§ **Goal of the exercise**: All records should be reproduced verbatim.

==== Given data

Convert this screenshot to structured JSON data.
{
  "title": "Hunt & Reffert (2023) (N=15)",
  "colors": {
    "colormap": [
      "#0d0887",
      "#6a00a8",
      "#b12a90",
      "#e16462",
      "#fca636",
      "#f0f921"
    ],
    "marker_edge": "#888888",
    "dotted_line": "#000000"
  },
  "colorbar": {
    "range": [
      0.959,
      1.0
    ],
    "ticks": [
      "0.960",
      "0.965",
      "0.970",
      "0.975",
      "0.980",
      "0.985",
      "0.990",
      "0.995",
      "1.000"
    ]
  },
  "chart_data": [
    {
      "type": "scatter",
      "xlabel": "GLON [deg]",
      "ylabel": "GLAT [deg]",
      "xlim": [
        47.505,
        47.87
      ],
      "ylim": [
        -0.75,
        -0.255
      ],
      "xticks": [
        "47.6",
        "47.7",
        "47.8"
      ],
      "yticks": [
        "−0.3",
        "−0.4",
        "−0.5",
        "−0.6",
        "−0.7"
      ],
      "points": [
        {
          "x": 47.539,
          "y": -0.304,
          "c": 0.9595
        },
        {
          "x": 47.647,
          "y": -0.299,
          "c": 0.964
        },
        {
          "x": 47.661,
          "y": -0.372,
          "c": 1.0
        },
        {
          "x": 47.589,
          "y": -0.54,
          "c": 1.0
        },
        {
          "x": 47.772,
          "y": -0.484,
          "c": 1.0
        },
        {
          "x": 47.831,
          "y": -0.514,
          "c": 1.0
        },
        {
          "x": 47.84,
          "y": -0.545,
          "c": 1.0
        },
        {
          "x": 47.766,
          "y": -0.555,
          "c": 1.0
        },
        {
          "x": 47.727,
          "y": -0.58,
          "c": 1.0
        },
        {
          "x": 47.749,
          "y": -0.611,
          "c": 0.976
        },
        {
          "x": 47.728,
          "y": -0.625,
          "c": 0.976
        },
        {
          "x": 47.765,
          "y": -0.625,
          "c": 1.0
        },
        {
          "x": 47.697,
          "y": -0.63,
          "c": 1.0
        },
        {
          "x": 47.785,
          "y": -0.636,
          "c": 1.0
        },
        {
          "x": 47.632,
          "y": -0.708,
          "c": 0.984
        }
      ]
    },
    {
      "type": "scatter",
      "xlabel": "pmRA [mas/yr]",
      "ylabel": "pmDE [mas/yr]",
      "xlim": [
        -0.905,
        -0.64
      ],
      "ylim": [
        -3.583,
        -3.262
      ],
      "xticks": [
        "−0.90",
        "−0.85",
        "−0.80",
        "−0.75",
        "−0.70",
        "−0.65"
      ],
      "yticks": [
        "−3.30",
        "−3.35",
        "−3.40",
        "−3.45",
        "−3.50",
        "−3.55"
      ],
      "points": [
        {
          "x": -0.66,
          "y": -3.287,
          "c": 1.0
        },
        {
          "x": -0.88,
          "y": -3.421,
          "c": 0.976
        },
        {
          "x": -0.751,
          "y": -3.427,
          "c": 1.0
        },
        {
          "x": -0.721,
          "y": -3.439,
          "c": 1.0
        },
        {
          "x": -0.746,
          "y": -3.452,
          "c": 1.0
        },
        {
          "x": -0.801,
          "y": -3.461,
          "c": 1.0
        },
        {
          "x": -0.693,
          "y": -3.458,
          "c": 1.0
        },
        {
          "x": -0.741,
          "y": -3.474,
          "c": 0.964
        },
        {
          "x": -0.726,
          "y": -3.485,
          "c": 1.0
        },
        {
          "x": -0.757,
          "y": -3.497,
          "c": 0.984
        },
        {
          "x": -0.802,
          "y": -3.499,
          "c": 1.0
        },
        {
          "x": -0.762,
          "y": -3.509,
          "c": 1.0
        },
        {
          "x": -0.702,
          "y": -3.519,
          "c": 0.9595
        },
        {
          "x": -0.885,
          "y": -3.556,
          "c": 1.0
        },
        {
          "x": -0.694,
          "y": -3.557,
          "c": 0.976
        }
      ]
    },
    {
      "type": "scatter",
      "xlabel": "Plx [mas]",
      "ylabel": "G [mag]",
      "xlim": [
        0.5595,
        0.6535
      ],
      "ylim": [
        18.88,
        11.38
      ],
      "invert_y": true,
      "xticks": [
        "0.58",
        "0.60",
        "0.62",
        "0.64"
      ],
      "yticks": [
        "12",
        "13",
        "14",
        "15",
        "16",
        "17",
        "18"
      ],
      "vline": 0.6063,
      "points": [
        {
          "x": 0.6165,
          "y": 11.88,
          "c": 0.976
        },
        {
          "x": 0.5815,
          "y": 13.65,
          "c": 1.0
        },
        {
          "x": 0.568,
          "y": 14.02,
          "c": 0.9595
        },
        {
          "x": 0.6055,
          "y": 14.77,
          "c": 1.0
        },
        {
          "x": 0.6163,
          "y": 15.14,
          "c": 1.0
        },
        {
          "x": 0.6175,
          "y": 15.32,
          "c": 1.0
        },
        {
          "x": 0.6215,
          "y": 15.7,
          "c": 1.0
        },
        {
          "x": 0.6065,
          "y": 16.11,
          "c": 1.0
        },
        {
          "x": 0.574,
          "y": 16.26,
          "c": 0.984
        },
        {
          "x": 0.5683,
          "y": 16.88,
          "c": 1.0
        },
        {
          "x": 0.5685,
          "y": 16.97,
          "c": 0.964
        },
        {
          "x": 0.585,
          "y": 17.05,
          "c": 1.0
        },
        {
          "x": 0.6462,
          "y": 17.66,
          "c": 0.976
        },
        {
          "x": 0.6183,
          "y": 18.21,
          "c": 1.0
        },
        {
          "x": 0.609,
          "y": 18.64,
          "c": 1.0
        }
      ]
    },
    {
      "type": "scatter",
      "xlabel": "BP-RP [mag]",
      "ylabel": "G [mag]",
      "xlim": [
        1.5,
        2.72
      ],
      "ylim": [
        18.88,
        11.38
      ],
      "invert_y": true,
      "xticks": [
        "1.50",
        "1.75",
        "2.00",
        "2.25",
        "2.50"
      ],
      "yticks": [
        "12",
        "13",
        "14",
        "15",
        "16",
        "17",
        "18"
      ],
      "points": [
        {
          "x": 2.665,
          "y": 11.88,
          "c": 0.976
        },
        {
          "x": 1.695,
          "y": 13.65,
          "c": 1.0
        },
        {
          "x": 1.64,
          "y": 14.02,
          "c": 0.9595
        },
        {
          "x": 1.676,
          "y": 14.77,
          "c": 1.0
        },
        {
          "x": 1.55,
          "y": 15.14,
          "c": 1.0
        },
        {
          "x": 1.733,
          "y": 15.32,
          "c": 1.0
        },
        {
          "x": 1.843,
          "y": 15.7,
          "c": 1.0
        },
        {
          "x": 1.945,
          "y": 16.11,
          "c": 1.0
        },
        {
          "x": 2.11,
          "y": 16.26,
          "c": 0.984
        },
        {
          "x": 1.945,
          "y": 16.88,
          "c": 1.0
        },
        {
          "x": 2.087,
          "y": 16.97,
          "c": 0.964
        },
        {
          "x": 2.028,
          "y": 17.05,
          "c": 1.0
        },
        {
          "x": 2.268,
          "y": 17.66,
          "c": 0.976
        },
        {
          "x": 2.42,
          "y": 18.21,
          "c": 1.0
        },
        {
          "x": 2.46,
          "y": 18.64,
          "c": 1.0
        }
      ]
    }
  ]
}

========

§ **Result**:
Convert this screenshot to structured JSON data.
{
  "title": "Hunt & Reffert (2023) (N=15)",
  "colors": {
    "colormap": [
      "#0d0887",
      "#6a00a8",
      "#b12a90",
      "#e16462",
      "#fca636",
      "#f0f921"
    ],
    "marker_edge": "#888888",
    "dotted_line": "#000000"
  },
  "colorbar": {
    "range": [
      0.959,
      1.0
    ],
    "ticks": [
      "0.960",
      "0.965",
      "0.970",
      "0.975",
      "0.980",
      "0.985",
      "0.990",
      "0.995",
      "1.000"
    ]
  },
  "chart_data": [
    {
      "type": "scatter",
      "xlabel": "GLON [deg]",
      "ylabel": "GLAT [deg]",
      "xlim": [
        47.505,
        47.87
      ],
      "ylim": [
        -0.75,
        -0.255
      ],
      "xticks": [
        "47.6",
        "47.7",
        "47.8"
      ],
      "yticks": [
        "−0.3",
        "−0.4",
        "−0.5",
        "−0.6",
        "−0.7"
      ],
      "points": [
        {
          "x": 47.539,
          "y": -0.304,
          "c": 0.9595
        },
        {
          "x": 47.647,
          "y": -0.299,
          "c": 0.964
        },
        {
          "x": 47.661,
          "y": -0.372,
          "c": 1.0
        },
        {
          "x": 47.589,
          "y": -0.54,
          "c": 1.0
        },
        {
          "x": 47.772,
          "y": -0.484,
          "c": 1.0
        },
        {
          "x": 47.831,
          "y": -0.514,
          "c": 1.0
        },
        {
          "x": 47.84,
          "y": -0.545,
          "c": 1.0
        },
        {
          "x": 47.766,
          "y": -0.555,
          "c": 1.0
        },
        {
          "x": 47.727,
          "y": -0.58,
          "c": 1.0
        },
        {
          "x": 47.749,
          "y": -0.611,
          "c": 0.976
        },
        {
          "x": 47.728,
          "y": -0.625,
          "c": 0.976
        },
        {
          "x": 47.765,
          "y": -0.625,
          "c": 1.0
        },
        {
          "x": 47.697,
          "y": -0.63,
          "c": 1.0
        },
        {
          "x": 47.785,
          "y": -0.636,
          "c": 1.0
        },
        {
          "x": 47.632,
          "y": -0.708,
          "c": 0.984
        }
      ]
    },
    {
      "type": "scatter",
      "xlabel": "pmRA [mas/yr]",
      "ylabel": "pmDE [mas/yr]",
      "xlim": [
        -0.905,
        -0.64
      ],
      "ylim": [
        -3.583,
        -3.262
      ],
      "xticks": [
        "−0.90",
        "−0.85",
        "−0.80",
        "−0.75",
        "−0.70",
        "−0.65"
      ],
      "yticks": [
        "−3.30",
        "−3.35",
        "−3.40",
        "−3.45",
        "−3.50",
        "−3.55"
      ],
      "points": [
        {
          "x": -0.66,
          "y": -3.287,
          "c": 1.0
        },
        {
          "x": -0.88,
          "y": -3.421,
          "c": 0.976
        },
        {
          "x": -0.751,
          "y": -3.427,
          "c": 1.0
        },
        {
          "x": -0.721,
          "y": -3.439,
          "c": 1.0
        },
        {
          "x": -0.746,
          "y": -3.452,
          "c": 1.0
        },
        {
          "x": -0.801,
          "y": -3.461,
          "c": 1.0
        },
        {
          "x": -0.693,
          "y": -3.458,
          "c": 1.0
        },
        {
          "x": -0.741,
          "y": -3.474,
          "c": 0.964
        },
        {
          "x": -0.726,
          "y": -3.485,
          "c": 1.0
        },
        {
          "x": -0.757,
          "y": -3.497,
          "c": 0.984
        },
        {
          "x": -0.802,
          "y": -3.499,
          "c": 1.0
        },
        {
          "x": -0.762,
          "y": -3.509,
          "c": 1.0
        },
        {
          "x": -0.702,
          "y": -3.519,
          "c": 0.9595
        },
        {
          "x": -0.885,
          "y": -3.556,
          "c": 1.0
        },
        {
          "x": -0.694,
          "y": -3.557,
          "c": 0.976
        }
      ]
    },
    {
      "type": "scatter",
      "xlabel": "Plx [mas]",
      "ylabel": "G [mag]",
      "xlim": [
        0.5595,
        0.6535
      ],
      "ylim": [
        18.88,
        11.38
      ],
      "invert_y": true,
      "xticks": [
        "0.58",
        "0.60",
        "0.62",
        "0.64"
      ],
      "yticks": [
        "12",
        "13",
        "14",
        "15",
        "16",
        "17",
        "18"
      ],
      "vline": 0.6063,
      "points": [
        {
          "x": 0.6165,
          "y": 11.88,
          "c": 0.976
        },
        {
          "x": 0.5815,
          "y": 13.65,
          "c": 1.0
        },
        {
          "x": 0.568,
          "y": 14.02,
          "c": 0.9595
        },
        {
          "x": 0.6055,
          "y": 14.77,
          "c": 1.0
        },
        {
          "x": 0.6163,
          "y": 15.14,
          "c": 1.0
        },
        {
          "x": 0.6175,
          "y": 15.32,
          "c": 1.0
        },
        {
          "x": 0.6215,
          "y": 15.7,
          "c": 1.0
        },
        {
          "x": 0.6065,
          "y": 16.11,
          "c": 1.0
        },
        {
          "x": 0.574,
          "y": 16.26,
          "c": 0.984
        },
        {
          "x": 0.5683,
          "y": 16.88,
          "c": 1.0
        },
        {
          "x": 0.5685,
          "y": 16.97,
          "c": 0.964
        },
        {
          "x": 0.585,
          "y": 17.05,
          "c": 1.0
        },
        {
          "x": 0.6462,
          "y": 17.66,
          "c": 0.976
        },
        {
          "x": 0.6183,
          "y": 18.21,
          "c": 1.0
        },
        {
          "x": 0.609,
          "y": 18.64,
          "c": 1.0
        }
      ]
    },
    {
      "type": "scatter",
      "xlabel": "BP-RP [mag]",
      "ylabel": "G [mag]",
      "xlim": [
        1.5,
        2.72
      ],
      "ylim": [
        18.88,
        11.38
      ],
      "invert_y": true,
      "xticks": [
        "1.50",
        "1.75",
        "2.00",
        "2.25",
        "2.50"
      ],
      "yticks": [
        "12",
        "13",
        "14",
        "15",
        "16",
        "17",
        "18"
      ],
      "points": [
        {
          "x": 2.665,
          "y": 11.88,
          "c": 0.976
        },
        {
          "x": 1.695,
          "y": 13.65,
          "c": 1.0
        },
        {
          "x": 1.64,
          "y": 14.02,
          "c": 0.9595
        },
        {
          "x": 1.676,
          "y": 14.77,
          "c": 1.0
        },
        {
          "x": 1.55,
          "y": 15.14,
          "c": 1.0
        },
        {
          "x": 1.733,
          "y": 15.32,
          "c": 1.0
        },
        {
          "x": 1.843,
          "y": 15.7,
          "c": 1.0
        },
        {
          "x": 1.945,
          "y": 16.11,
          "c": 1.0
        },
        {
          "x": 2.11,
          "y": 16.26,
          "c": 0.984
        },
        {
          "x": 1.945,
          "y": 16.88,
          "c": 1.0
        },
        {
          "x": 2.087,
          "y": 16.97,
          "c": 0.964
        },
        {
          "x": 2.028,
          "y": 17.05,
          "c": 1.0
        },
        {
          "x": 2.268,
          "y": 17.66,
          "c": 0.976
        },
        {
          "x": 2.42,
          "y": 18.21,
          "c": 1.0
        },
        {
          "x": 2.46,
          "y": 18.64,
          "c": 1.0
        }
      ]
    }
  ]
}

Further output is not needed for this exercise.